[BEGIN Task input]

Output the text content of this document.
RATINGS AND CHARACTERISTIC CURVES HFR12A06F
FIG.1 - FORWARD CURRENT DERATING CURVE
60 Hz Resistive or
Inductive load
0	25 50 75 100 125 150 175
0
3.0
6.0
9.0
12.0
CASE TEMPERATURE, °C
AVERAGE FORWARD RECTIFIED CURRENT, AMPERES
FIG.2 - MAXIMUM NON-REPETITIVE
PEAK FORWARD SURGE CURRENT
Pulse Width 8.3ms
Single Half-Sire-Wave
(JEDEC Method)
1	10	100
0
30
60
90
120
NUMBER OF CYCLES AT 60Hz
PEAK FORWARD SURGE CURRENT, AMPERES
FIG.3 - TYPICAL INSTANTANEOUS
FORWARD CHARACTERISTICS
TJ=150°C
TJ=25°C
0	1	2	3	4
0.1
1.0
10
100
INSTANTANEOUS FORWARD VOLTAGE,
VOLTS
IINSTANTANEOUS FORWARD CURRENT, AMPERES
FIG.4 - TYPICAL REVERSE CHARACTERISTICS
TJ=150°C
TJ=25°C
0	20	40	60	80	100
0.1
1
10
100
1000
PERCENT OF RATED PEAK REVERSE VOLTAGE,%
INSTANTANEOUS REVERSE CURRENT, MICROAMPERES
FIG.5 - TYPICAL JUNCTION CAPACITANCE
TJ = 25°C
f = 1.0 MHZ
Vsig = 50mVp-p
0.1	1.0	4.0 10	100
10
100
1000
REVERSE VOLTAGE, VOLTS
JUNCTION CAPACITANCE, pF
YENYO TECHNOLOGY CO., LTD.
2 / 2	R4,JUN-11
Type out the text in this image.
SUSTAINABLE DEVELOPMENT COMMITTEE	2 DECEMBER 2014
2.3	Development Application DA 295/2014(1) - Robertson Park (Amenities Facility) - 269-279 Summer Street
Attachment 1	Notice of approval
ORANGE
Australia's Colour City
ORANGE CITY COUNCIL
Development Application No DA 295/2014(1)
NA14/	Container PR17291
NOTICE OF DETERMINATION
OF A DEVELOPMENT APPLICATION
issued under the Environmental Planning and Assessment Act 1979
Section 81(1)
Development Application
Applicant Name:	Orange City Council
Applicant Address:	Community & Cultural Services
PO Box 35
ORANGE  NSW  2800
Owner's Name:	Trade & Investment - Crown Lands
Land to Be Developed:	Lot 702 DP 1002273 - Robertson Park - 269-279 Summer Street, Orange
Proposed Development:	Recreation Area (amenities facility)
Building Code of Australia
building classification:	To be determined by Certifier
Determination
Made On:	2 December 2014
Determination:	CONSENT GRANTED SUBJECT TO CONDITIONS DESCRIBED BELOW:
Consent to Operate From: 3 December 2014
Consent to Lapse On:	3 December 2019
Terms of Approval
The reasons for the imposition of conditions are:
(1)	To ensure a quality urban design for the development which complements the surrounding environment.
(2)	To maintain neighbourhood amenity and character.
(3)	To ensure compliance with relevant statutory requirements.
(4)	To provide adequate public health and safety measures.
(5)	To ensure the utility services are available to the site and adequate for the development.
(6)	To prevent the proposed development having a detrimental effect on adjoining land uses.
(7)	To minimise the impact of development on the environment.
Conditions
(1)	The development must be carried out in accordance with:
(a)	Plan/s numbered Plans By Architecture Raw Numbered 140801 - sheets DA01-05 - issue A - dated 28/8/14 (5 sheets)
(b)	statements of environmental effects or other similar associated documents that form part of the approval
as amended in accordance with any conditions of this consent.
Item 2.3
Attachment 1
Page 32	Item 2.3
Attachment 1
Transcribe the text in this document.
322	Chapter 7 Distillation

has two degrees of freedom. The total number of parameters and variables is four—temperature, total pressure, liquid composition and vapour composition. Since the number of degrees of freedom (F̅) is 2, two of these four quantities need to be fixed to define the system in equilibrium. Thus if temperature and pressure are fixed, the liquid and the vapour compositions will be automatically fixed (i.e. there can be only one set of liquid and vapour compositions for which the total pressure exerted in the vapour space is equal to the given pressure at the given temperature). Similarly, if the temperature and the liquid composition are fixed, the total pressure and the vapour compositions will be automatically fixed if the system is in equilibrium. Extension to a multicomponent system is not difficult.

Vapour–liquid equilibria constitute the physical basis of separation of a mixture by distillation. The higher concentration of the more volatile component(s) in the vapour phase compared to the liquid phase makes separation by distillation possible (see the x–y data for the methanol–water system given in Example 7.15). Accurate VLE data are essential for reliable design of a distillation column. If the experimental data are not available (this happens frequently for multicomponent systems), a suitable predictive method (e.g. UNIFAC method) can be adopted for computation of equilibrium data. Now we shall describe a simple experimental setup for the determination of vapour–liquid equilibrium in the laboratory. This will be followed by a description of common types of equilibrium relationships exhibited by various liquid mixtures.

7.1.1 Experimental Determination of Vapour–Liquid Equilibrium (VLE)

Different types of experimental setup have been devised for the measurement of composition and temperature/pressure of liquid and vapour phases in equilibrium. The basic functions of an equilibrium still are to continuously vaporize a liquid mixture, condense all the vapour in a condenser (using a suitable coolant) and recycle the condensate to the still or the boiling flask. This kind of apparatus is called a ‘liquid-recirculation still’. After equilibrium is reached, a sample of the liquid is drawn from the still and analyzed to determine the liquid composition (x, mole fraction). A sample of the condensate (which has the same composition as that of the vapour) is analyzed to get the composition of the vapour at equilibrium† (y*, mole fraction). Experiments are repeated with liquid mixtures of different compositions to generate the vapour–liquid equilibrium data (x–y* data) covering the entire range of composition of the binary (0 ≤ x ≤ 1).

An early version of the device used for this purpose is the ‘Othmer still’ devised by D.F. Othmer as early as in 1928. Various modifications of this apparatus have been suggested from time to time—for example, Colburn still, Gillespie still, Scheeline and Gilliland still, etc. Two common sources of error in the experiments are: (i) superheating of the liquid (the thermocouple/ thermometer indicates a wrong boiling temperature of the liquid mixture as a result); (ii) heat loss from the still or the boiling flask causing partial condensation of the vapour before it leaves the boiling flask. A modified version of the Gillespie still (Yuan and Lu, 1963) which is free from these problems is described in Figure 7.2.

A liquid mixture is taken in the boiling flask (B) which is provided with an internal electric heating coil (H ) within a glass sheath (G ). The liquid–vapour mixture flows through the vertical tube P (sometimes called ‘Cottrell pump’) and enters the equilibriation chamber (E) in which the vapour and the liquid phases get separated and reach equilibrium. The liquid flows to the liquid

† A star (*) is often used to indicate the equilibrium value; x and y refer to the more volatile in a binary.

[END Task input]

**Requirement:**
Reproduce each line of the entries in which the word "CHARACTERISTICS" is found.

**The result:**
FORWARD CHARACTERISTICS
FIG.4 - TYPICAL REVERSE CHARACTERISTICS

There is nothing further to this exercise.